• GIVEN EXERCISE: Reproduce the entries below in full, word for word.

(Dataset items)
####################

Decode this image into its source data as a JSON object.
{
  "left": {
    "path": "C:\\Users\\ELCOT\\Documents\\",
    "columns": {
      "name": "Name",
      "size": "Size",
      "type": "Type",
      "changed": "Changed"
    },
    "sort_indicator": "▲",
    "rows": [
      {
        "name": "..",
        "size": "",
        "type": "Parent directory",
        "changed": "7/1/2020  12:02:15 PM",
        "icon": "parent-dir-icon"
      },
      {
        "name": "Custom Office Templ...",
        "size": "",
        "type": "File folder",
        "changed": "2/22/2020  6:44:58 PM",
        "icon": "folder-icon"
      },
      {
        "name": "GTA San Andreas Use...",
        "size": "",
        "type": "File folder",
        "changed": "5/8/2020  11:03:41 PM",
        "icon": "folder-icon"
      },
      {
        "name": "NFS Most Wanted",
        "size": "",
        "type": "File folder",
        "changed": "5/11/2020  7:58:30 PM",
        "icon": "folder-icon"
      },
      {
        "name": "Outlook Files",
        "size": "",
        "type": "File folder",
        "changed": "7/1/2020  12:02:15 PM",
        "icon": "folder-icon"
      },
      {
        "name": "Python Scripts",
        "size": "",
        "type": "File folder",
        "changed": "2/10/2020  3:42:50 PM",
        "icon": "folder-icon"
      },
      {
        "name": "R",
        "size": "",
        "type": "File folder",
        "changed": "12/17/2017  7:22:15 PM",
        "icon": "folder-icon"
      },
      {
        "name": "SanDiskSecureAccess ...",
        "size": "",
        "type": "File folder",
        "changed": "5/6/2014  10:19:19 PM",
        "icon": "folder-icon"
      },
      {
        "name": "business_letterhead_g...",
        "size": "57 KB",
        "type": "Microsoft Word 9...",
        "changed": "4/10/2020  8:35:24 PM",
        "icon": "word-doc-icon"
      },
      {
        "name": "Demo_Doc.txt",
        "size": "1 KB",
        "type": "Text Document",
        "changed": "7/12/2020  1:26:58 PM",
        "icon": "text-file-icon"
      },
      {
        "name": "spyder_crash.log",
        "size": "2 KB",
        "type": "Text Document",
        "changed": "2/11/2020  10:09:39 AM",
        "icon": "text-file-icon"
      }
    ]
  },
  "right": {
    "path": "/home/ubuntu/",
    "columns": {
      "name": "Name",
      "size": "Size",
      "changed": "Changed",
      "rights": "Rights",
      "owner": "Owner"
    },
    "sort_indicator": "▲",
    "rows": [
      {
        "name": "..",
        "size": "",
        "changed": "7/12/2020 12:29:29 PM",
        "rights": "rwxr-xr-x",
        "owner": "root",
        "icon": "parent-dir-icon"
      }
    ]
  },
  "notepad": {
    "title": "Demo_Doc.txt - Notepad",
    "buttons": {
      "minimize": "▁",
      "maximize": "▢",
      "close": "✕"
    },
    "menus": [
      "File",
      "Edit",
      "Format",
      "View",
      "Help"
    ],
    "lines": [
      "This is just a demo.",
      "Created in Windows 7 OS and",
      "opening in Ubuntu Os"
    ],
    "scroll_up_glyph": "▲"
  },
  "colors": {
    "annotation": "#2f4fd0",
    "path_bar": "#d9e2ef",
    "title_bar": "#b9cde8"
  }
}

####################

• REPLY:
Decode this image into its source data as a JSON object.
{
  "left": {
    "path": "C:\\Users\\ELCOT\\Documents\\",
    "columns": {
      "name": "Name",
      "size": "Size",
      "type": "Type",
      "changed": "Changed"
    },
    "sort_indicator": "▲",
    "rows": [
      {
        "name": "..",
        "size": "",
        "type": "Parent directory",
        "changed": "7/1/2020  12:02:15 PM",
        "icon": "parent-dir-icon"
      },
      {
        "name": "Custom Office Templ...",
        "size": "",
        "type": "File folder",
        "changed": "2/22/2020  6:44:58 PM",
        "icon": "folder-icon"
      },
      {
        "name": "GTA San Andreas Use...",
        "size": "",
        "type": "File folder",
        "changed": "5/8/2020  11:03:41 PM",
        "icon": "folder-icon"
      },
      {
        "name": "NFS Most Wanted",
        "size": "",
        "type": "File folder",
        "changed": "5/11/2020  7:58:30 PM",
        "icon": "folder-icon"
      },
      {
        "name": "Outlook Files",
        "size": "",
        "type": "File folder",
        "changed": "7/1/2020  12:02:15 PM",
        "icon": "folder-icon"
      },
      {
        "name": "Python Scripts",
        "size": "",
        "type": "File folder",
        "changed": "2/10/2020  3:42:50 PM",
        "icon": "folder-icon"
      },
      {
        "name": "R",
        "size": "",
        "type": "File folder",
        "changed": "12/17/2017  7:22:15 PM",
        "icon": "folder-icon"
      },
      {
        "name": "SanDiskSecureAccess ...",
        "size": "",
        "type": "File folder",
        "changed": "5/6/2014  10:19:19 PM",
        "icon": "folder-icon"
      },
      {
        "name": "business_letterhead_g...",
        "size": "57 KB",
        "type": "Microsoft Word 9...",
        "changed": "4/10/2020  8:35:24 PM",
        "icon": "word-doc-icon"
      },
      {
        "name": "Demo_Doc.txt",
        "size": "1 KB",
        "type": "Text Document",
        "changed": "7/12/2020  1:26:58 PM",
        "icon": "text-file-icon"
      },
      {
        "name": "spyder_crash.log",
        "size": "2 KB",
        "type": "Text Document",
        "changed": "2/11/2020  10:09:39 AM",
        "icon": "text-file-icon"
      }
    ]
  },
  "right": {
    "path": "/home/ubuntu/",
    "columns": {
      "name": "Name",
      "size": "Size",
      "changed": "Changed",
      "rights": "Rights",
      "owner": "Owner"
    },
    "sort_indicator": "▲",
    "rows": [
      {
        "name": "..",
        "size": "",
        "changed": "7/12/2020 12:29:29 PM",
        "rights": "rwxr-xr-x",
        "owner": "root",
        "icon": "parent-dir-icon"
      }
    ]
  },
  "notepad": {
    "title": "Demo_Doc.txt - Notepad",
    "buttons": {
      "minimize": "▁",
      "maximize": "▢",
      "close": "✕"
    },
    "menus": [
      "File",
      "Edit",
      "Format",
      "View",
      "Help"
    ],
    "lines": [
      "This is just a demo.",
      "Created in Windows 7 OS and",
      "opening in Ubuntu Os"
    ],
    "scroll_up_glyph": "▲"
  },
  "colors": {
    "annotation": "#2f4fd0",
    "path_bar": "#d9e2ef",
    "title_bar": "#b9cde8"
  }
}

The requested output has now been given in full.